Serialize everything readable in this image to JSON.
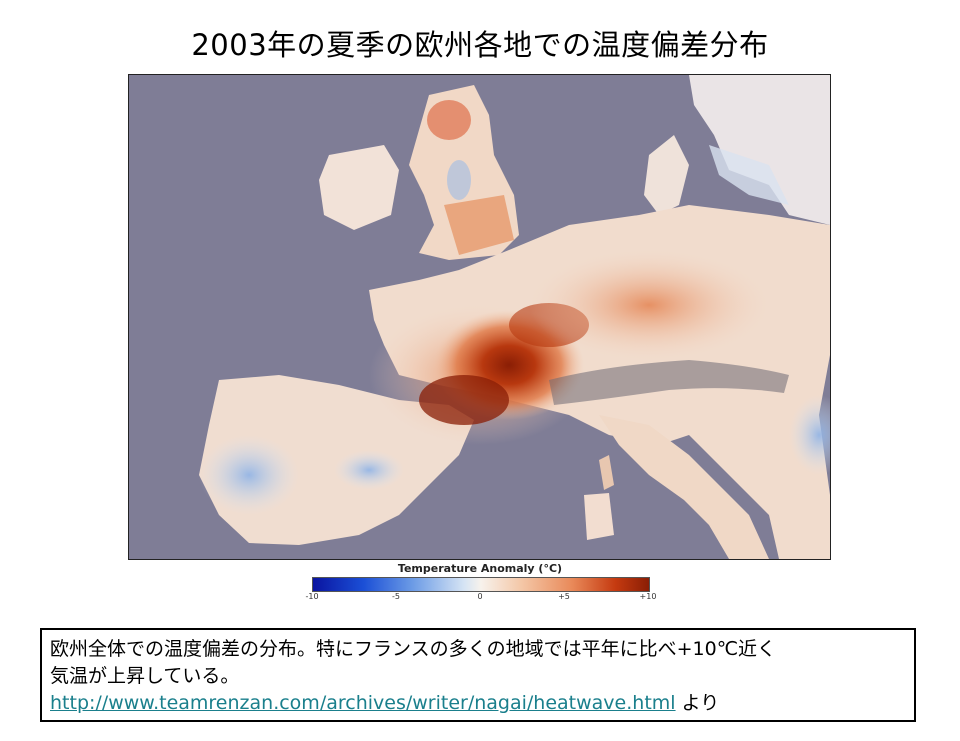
{
  "slide": {
    "title": "2003年の夏季の欧州各地での温度偏差分布"
  },
  "legend": {
    "title": "Temperature Anomaly (°C)",
    "ticks": [
      "-10",
      "-5",
      "0",
      "+5",
      "+10"
    ]
  },
  "caption": {
    "line1": "欧州全体での温度偏差の分布。特にフランスの多くの地域では平年に比べ+10℃近く",
    "line2": "気温が上昇している。",
    "link_text": "http://www.teamrenzan.com/archives/writer/nagai/heatwave.html",
    "suffix": " より"
  },
  "colors": {
    "sea": "#7f7d96",
    "land_light": "#f3e4d8",
    "anomaly_hot": "#8a1e05",
    "link": "#1a7f8c"
  }
}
+++++
* [Directive]: With the pictures omitted, reproduce the records in full and exactly.

* [Response below]:
Serialize everything readable in this image to JSON.
{
  "slide": {
    "title": "2003年の夏季の欧州各地での温度偏差分布"
  },
  "legend": {
    "title": "Temperature Anomaly (°C)",
    "ticks": [
      "-10",
      "-5",
      "0",
      "+5",
      "+10"
    ]
  },
  "caption": {
    "line1": "欧州全体での温度偏差の分布。特にフランスの多くの地域では平年に比べ+10℃近く",
    "line2": "気温が上昇している。",
    "link_text": "http://www.teamrenzan.com/archives/writer/nagai/heatwave.html",
    "suffix": " より"
  },
  "colors": {
    "sea": "#7f7d96",
    "land_light": "#f3e4d8",
    "anomaly_hot": "#8a1e05",
    "link": "#1a7f8c"
  }
}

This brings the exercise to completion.